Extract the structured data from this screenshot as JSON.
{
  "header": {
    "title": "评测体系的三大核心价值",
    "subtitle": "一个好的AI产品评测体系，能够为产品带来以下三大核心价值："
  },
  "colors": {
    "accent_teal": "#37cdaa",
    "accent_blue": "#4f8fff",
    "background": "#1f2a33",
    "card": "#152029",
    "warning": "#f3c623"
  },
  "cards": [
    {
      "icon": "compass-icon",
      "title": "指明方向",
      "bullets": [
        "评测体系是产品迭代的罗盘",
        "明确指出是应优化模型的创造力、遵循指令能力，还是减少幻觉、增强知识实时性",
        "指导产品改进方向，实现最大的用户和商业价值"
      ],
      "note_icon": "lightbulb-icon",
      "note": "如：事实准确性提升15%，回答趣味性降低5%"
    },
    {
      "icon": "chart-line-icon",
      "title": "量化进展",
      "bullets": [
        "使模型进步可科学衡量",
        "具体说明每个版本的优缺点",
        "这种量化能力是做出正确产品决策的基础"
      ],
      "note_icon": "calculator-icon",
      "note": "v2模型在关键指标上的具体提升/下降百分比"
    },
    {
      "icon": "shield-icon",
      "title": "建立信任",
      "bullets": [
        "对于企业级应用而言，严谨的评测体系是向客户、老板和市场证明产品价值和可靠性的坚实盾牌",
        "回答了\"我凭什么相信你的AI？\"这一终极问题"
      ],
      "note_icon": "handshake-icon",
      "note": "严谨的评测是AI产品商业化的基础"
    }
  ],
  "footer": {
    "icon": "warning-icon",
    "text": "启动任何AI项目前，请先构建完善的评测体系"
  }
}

• [Short problem]
From the data, pick out every line that includes "icon".

• [Written answer]
      "icon": "compass-icon",
      "note_icon": "lightbulb-icon",
      "icon": "chart-line-icon",
      "note_icon": "calculator-icon",
      "icon": "shield-icon",
      "note_icon": "handshake-icon",
    "icon": "warning-icon",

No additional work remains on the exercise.